• _WRITTEN TASK_:
Filter the entries and keep only the lines where the string "ojos" appears.

(Saved data entries)
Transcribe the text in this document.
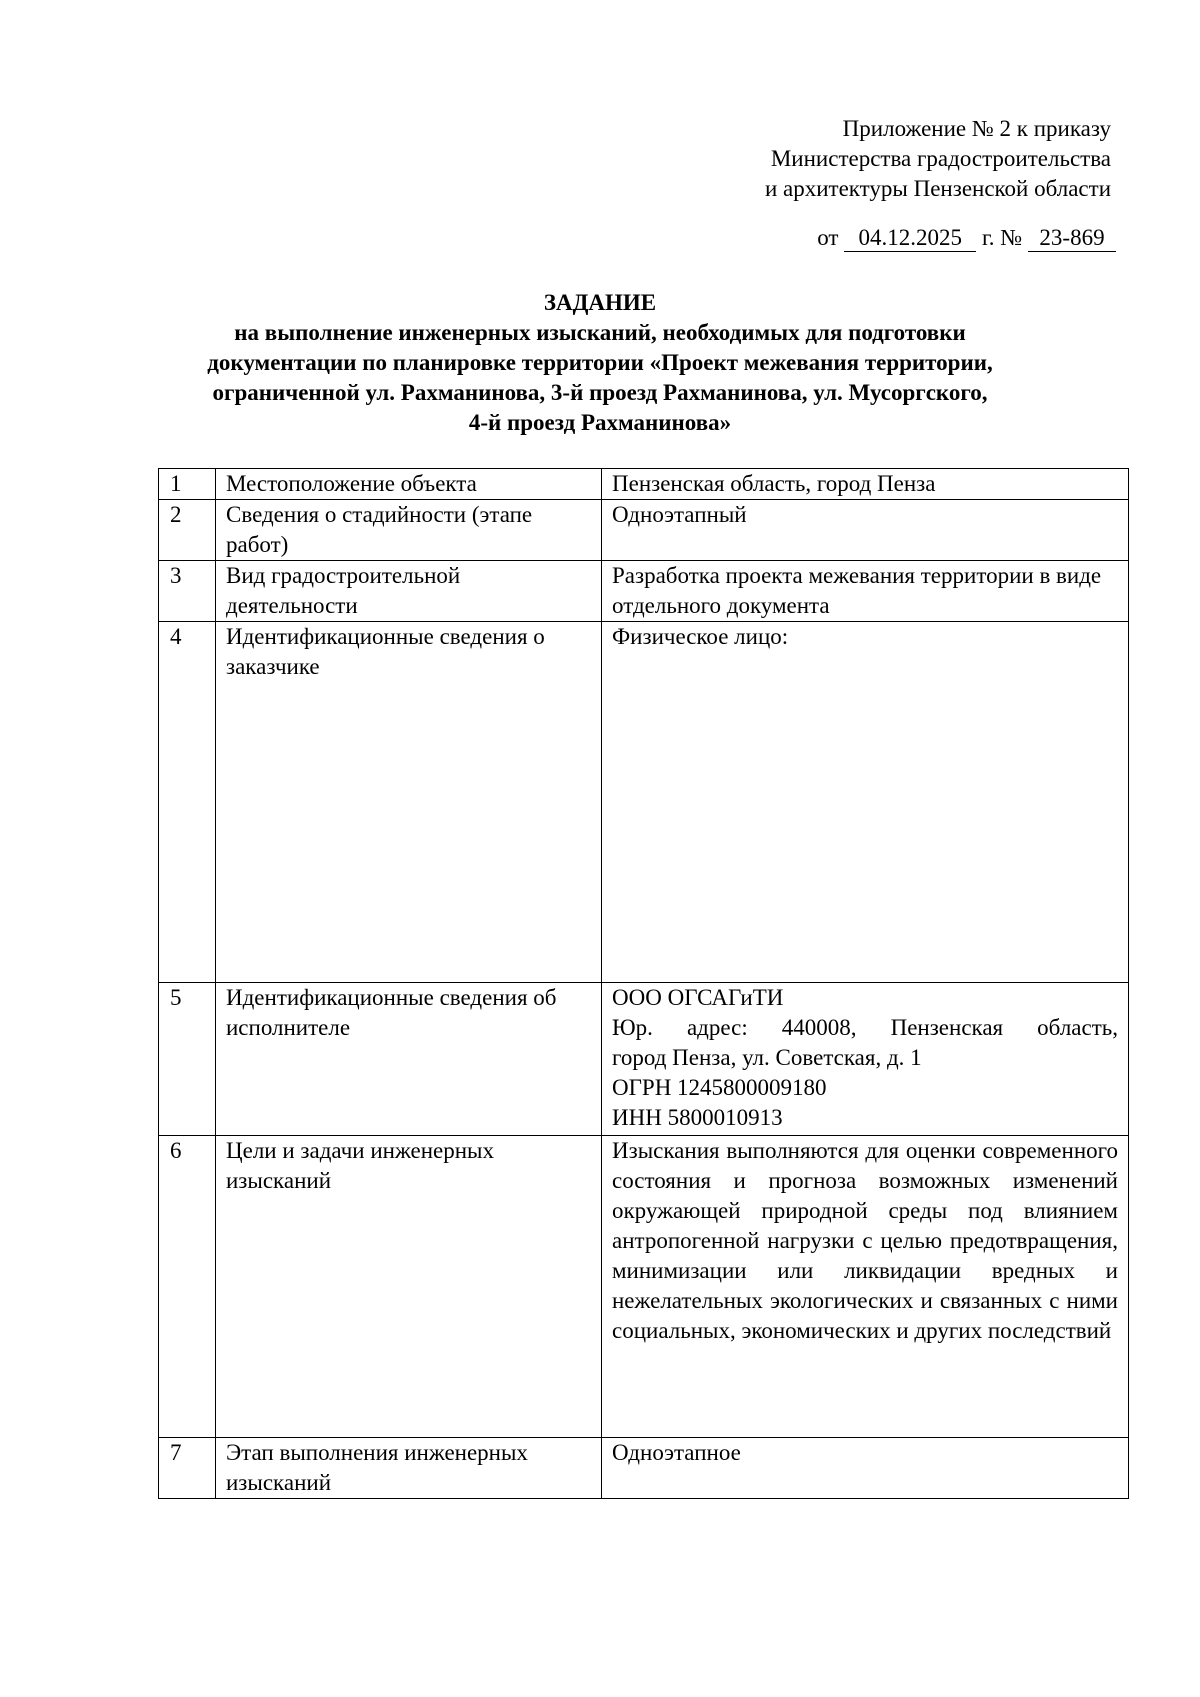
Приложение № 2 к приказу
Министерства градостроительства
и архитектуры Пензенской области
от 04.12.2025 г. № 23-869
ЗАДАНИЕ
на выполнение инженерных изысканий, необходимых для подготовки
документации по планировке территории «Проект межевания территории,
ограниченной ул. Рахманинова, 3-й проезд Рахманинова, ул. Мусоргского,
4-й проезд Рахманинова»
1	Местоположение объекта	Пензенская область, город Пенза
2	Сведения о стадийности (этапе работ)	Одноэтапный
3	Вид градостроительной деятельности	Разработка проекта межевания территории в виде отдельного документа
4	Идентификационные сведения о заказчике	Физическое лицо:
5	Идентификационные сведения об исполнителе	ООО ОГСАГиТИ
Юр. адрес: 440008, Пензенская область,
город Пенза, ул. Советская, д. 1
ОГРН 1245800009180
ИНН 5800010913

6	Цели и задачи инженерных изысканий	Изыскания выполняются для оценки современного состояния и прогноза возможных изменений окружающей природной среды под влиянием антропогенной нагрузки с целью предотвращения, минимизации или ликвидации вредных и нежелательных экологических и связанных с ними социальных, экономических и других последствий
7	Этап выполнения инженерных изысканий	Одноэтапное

* * *

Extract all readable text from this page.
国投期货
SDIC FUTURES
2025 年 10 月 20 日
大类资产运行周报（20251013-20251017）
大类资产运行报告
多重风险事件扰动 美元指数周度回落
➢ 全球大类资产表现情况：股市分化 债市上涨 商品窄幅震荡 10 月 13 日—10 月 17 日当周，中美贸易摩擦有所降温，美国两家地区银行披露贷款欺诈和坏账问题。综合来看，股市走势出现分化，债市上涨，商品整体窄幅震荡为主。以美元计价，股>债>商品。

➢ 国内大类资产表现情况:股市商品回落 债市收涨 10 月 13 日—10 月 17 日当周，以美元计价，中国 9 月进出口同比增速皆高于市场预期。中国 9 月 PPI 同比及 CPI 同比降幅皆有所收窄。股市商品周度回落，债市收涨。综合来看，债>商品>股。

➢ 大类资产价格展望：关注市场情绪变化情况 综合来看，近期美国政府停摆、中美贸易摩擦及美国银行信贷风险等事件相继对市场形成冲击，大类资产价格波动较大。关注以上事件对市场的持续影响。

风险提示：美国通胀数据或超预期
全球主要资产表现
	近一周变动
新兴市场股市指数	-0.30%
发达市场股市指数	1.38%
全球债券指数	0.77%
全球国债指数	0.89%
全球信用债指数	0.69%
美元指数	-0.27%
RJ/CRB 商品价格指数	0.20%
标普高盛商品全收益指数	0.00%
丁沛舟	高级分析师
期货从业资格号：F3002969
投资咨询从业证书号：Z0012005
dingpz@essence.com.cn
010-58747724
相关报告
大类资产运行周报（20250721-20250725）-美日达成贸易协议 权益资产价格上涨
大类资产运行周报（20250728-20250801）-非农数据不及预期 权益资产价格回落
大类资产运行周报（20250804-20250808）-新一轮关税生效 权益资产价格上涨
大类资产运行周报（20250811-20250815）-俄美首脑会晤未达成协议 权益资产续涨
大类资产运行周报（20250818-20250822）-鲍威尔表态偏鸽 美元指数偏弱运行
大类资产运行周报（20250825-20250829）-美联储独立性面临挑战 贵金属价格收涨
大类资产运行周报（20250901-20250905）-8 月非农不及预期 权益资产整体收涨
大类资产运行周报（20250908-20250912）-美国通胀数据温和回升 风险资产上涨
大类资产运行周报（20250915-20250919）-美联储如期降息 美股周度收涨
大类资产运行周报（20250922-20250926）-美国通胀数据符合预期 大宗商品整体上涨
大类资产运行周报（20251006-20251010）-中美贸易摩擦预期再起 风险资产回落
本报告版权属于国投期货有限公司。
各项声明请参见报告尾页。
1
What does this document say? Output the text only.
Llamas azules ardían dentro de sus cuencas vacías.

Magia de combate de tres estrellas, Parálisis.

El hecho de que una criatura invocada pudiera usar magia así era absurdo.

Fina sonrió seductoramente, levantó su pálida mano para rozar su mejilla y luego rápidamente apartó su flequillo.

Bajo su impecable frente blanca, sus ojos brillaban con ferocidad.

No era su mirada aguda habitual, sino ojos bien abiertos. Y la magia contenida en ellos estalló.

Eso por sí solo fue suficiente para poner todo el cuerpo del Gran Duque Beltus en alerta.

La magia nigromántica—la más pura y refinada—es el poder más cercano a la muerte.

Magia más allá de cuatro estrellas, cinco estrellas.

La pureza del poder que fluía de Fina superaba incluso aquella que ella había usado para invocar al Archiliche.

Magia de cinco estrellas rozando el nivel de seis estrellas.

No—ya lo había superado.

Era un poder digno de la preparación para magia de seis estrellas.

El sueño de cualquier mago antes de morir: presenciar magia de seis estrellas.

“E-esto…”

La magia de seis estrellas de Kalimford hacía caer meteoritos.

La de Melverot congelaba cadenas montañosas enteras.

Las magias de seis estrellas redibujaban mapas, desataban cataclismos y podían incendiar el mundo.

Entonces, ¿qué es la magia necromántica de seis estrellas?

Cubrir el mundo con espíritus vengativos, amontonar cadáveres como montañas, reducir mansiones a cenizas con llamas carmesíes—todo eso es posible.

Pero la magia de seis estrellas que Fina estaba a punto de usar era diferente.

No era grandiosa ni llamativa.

* * *

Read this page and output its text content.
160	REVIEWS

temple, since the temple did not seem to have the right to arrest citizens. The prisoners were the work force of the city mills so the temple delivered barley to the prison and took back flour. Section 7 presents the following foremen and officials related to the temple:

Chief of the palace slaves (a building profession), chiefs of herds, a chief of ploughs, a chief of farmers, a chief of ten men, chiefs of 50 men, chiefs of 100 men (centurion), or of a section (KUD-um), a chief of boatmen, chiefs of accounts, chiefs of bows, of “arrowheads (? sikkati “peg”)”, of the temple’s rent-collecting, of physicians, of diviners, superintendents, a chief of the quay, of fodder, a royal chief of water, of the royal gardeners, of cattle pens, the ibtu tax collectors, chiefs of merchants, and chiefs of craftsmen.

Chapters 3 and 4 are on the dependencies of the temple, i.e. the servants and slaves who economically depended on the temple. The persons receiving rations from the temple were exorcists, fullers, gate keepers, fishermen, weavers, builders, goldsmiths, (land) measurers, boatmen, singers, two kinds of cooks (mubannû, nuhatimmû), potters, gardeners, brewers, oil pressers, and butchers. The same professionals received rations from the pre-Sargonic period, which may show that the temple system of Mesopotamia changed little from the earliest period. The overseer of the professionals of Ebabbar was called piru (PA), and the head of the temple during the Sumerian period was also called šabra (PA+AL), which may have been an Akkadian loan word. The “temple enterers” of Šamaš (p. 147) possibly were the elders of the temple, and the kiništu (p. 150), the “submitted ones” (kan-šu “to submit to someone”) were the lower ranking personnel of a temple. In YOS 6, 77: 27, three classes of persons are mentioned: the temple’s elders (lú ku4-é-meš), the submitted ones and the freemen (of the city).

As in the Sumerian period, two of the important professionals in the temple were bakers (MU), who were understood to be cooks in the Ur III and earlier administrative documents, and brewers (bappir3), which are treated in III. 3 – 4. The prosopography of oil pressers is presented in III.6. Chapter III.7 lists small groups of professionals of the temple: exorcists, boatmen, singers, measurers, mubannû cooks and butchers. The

• _CORRECT OUTPUT_:
Bajo su impecable frente blanca, sus ojos brillaban con ferocidad.
No era su mirada aguda habitual, sino ojos bien abiertos. Y la magia contenida en ellos estalló.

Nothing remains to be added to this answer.